§ Goal
Your task is to extract every line from the material below exactly.

━━━━━━━━

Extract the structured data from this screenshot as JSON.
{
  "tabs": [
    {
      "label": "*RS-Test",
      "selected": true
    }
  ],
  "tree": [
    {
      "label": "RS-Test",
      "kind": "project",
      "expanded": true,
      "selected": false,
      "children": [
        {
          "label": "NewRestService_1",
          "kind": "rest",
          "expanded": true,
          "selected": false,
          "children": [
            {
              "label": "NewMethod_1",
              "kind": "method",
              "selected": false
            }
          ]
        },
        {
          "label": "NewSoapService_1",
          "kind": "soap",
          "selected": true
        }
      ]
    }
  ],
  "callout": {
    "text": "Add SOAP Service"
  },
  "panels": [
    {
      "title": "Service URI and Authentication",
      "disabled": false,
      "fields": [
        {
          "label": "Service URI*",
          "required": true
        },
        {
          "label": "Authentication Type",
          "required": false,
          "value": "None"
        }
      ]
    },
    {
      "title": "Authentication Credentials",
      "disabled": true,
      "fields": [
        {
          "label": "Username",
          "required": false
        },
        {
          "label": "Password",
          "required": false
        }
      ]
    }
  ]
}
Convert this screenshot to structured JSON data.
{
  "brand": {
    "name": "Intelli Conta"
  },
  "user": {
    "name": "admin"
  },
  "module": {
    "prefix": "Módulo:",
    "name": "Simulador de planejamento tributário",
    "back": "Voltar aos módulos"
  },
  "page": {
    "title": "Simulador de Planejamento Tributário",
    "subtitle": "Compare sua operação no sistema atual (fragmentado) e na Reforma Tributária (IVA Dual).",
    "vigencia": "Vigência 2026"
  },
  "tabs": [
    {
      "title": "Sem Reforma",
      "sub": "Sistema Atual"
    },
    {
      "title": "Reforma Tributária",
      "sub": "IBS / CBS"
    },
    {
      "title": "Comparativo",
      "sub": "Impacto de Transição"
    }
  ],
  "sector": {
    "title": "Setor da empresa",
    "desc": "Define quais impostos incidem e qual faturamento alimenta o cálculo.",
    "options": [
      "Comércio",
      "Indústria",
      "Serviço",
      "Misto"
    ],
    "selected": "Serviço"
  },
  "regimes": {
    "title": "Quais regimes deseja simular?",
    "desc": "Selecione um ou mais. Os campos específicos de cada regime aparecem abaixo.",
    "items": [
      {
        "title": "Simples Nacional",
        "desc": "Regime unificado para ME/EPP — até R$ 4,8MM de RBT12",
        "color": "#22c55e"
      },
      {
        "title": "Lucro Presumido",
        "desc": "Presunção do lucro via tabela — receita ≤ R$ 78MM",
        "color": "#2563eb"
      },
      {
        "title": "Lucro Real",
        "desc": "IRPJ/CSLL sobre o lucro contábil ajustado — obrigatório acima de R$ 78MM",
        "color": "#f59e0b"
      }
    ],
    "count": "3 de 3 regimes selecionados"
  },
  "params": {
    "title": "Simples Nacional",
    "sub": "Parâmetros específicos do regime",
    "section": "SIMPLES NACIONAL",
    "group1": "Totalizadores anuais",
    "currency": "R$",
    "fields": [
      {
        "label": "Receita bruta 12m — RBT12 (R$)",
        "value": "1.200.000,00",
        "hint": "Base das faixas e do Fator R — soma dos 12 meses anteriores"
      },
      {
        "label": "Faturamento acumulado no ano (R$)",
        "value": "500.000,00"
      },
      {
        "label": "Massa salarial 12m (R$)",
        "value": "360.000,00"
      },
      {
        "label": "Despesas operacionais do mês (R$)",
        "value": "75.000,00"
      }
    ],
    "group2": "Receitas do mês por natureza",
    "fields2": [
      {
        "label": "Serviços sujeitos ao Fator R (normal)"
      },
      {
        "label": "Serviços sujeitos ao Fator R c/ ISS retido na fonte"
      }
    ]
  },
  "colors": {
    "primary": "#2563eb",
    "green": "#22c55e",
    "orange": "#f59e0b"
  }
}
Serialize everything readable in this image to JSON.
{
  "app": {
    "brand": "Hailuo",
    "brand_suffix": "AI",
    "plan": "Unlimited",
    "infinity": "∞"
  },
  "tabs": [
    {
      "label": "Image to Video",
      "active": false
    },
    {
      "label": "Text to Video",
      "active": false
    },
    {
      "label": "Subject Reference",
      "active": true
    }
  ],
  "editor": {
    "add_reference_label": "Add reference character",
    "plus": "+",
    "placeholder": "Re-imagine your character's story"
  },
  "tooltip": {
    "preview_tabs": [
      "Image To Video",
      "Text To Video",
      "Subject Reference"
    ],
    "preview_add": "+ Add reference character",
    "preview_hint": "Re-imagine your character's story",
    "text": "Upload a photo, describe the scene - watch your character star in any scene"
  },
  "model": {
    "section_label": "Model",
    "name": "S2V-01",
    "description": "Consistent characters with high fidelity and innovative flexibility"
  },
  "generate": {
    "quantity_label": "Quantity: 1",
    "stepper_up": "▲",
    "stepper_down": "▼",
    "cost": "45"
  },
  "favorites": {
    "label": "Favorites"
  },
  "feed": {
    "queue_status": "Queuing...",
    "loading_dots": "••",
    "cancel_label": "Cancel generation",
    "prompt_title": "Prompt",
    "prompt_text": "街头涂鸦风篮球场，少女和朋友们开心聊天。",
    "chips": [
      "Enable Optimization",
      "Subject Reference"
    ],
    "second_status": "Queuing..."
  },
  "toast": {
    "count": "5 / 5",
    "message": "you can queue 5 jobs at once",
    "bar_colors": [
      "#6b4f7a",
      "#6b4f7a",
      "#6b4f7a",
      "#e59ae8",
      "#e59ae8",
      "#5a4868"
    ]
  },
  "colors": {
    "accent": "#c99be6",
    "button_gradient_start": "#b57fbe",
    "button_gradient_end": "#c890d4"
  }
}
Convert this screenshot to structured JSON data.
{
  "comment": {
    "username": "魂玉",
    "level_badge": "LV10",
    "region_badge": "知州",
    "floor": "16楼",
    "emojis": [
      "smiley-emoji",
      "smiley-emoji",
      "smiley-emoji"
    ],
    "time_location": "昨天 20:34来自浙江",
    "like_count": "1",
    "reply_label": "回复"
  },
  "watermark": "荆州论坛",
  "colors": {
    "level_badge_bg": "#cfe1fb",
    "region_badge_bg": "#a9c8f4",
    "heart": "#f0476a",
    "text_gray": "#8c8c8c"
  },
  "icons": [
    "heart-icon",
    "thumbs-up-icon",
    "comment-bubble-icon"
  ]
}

━━━━━━━━

§ Final result
Extract the structured data from this screenshot as JSON.
{
  "tabs": [
    {
      "label": "*RS-Test",
      "selected": true
    }
  ],
  "tree": [
    {
      "label": "RS-Test",
      "kind": "project",
      "expanded": true,
      "selected": false,
      "children": [
        {
          "label": "NewRestService_1",
          "kind": "rest",
          "expanded": true,
          "selected": false,
          "children": [
            {
              "label": "NewMethod_1",
              "kind": "method",
              "selected": false
            }
          ]
        },
        {
          "label": "NewSoapService_1",
          "kind": "soap",
          "selected": true
        }
      ]
    }
  ],
  "callout": {
    "text": "Add SOAP Service"
  },
  "panels": [
    {
      "title": "Service URI and Authentication",
      "disabled": false,
      "fields": [
        {
          "label": "Service URI*",
          "required": true
        },
        {
          "label": "Authentication Type",
          "required": false,
          "value": "None"
        }
      ]
    },
    {
      "title": "Authentication Credentials",
      "disabled": true,
      "fields": [
        {
          "label": "Username",
          "required": false
        },
        {
          "label": "Password",
          "required": false
        }
      ]
    }
  ]
}
Convert this screenshot to structured JSON data.
{
  "brand": {
    "name": "Intelli Conta"
  },
  "user": {
    "name": "admin"
  },
  "module": {
    "prefix": "Módulo:",
    "name": "Simulador de planejamento tributário",
    "back": "Voltar aos módulos"
  },
  "page": {
    "title": "Simulador de Planejamento Tributário",
    "subtitle": "Compare sua operação no sistema atual (fragmentado) e na Reforma Tributária (IVA Dual).",
    "vigencia": "Vigência 2026"
  },
  "tabs": [
    {
      "title": "Sem Reforma",
      "sub": "Sistema Atual"
    },
    {
      "title": "Reforma Tributária",
      "sub": "IBS / CBS"
    },
    {
      "title": "Comparativo",
      "sub": "Impacto de Transição"
    }
  ],
  "sector": {
    "title": "Setor da empresa",
    "desc": "Define quais impostos incidem e qual faturamento alimenta o cálculo.",
    "options": [
      "Comércio",
      "Indústria",
      "Serviço",
      "Misto"
    ],
    "selected": "Serviço"
  },
  "regimes": {
    "title": "Quais regimes deseja simular?",
    "desc": "Selecione um ou mais. Os campos específicos de cada regime aparecem abaixo.",
    "items": [
      {
        "title": "Simples Nacional",
        "desc": "Regime unificado para ME/EPP — até R$ 4,8MM de RBT12",
        "color": "#22c55e"
      },
      {
        "title": "Lucro Presumido",
        "desc": "Presunção do lucro via tabela — receita ≤ R$ 78MM",
        "color": "#2563eb"
      },
      {
        "title": "Lucro Real",
        "desc": "IRPJ/CSLL sobre o lucro contábil ajustado — obrigatório acima de R$ 78MM",
        "color": "#f59e0b"
      }
    ],
    "count": "3 de 3 regimes selecionados"
  },
  "params": {
    "title": "Simples Nacional",
    "sub": "Parâmetros específicos do regime",
    "section": "SIMPLES NACIONAL",
    "group1": "Totalizadores anuais",
    "currency": "R$",
    "fields": [
      {
        "label": "Receita bruta 12m — RBT12 (R$)",
        "value": "1.200.000,00",
        "hint": "Base das faixas e do Fator R — soma dos 12 meses anteriores"
      },
      {
        "label": "Faturamento acumulado no ano (R$)",
        "value": "500.000,00"
      },
      {
        "label": "Massa salarial 12m (R$)",
        "value": "360.000,00"
      },
      {
        "label": "Despesas operacionais do mês (R$)",
        "value": "75.000,00"
      }
    ],
    "group2": "Receitas do mês por natureza",
    "fields2": [
      {
        "label": "Serviços sujeitos ao Fator R (normal)"
      },
      {
        "label": "Serviços sujeitos ao Fator R c/ ISS retido na fonte"
      }
    ]
  },
  "colors": {
    "primary": "#2563eb",
    "green": "#22c55e",
    "orange": "#f59e0b"
  }
}
Serialize everything readable in this image to JSON.
{
  "app": {
    "brand": "Hailuo",
    "brand_suffix": "AI",
    "plan": "Unlimited",
    "infinity": "∞"
  },
  "tabs": [
    {
      "label": "Image to Video",
      "active": false
    },
    {
      "label": "Text to Video",
      "active": false
    },
    {
      "label": "Subject Reference",
      "active": true
    }
  ],
  "editor": {
    "add_reference_label": "Add reference character",
    "plus": "+",
    "placeholder": "Re-imagine your character's story"
  },
  "tooltip": {
    "preview_tabs": [
      "Image To Video",
      "Text To Video",
      "Subject Reference"
    ],
    "preview_add": "+ Add reference character",
    "preview_hint": "Re-imagine your character's story",
    "text": "Upload a photo, describe the scene - watch your character star in any scene"
  },
  "model": {
    "section_label": "Model",
    "name": "S2V-01",
    "description": "Consistent characters with high fidelity and innovative flexibility"
  },
  "generate": {
    "quantity_label": "Quantity: 1",
    "stepper_up": "▲",
    "stepper_down": "▼",
    "cost": "45"
  },
  "favorites": {
    "label": "Favorites"
  },
  "feed": {
    "queue_status": "Queuing...",
    "loading_dots": "••",
    "cancel_label": "Cancel generation",
    "prompt_title": "Prompt",
    "prompt_text": "街头涂鸦风篮球场，少女和朋友们开心聊天。",
    "chips": [
      "Enable Optimization",
      "Subject Reference"
    ],
    "second_status": "Queuing..."
  },
  "toast": {
    "count": "5 / 5",
    "message": "you can queue 5 jobs at once",
    "bar_colors": [
      "#6b4f7a",
      "#6b4f7a",
      "#6b4f7a",
      "#e59ae8",
      "#e59ae8",
      "#5a4868"
    ]
  },
  "colors": {
    "accent": "#c99be6",
    "button_gradient_start": "#b57fbe",
    "button_gradient_end": "#c890d4"
  }
}
Convert this screenshot to structured JSON data.
{
  "comment": {
    "username": "魂玉",
    "level_badge": "LV10",
    "region_badge": "知州",
    "floor": "16楼",
    "emojis": [
      "smiley-emoji",
      "smiley-emoji",
      "smiley-emoji"
    ],
    "time_location": "昨天 20:34来自浙江",
    "like_count": "1",
    "reply_label": "回复"
  },
  "watermark": "荆州论坛",
  "colors": {
    "level_badge_bg": "#cfe1fb",
    "region_badge_bg": "#a9c8f4",
    "heart": "#f0476a",
    "text_gray": "#8c8c8c"
  },
  "icons": [
    "heart-icon",
    "thumbs-up-icon",
    "comment-bubble-icon"
  ]
}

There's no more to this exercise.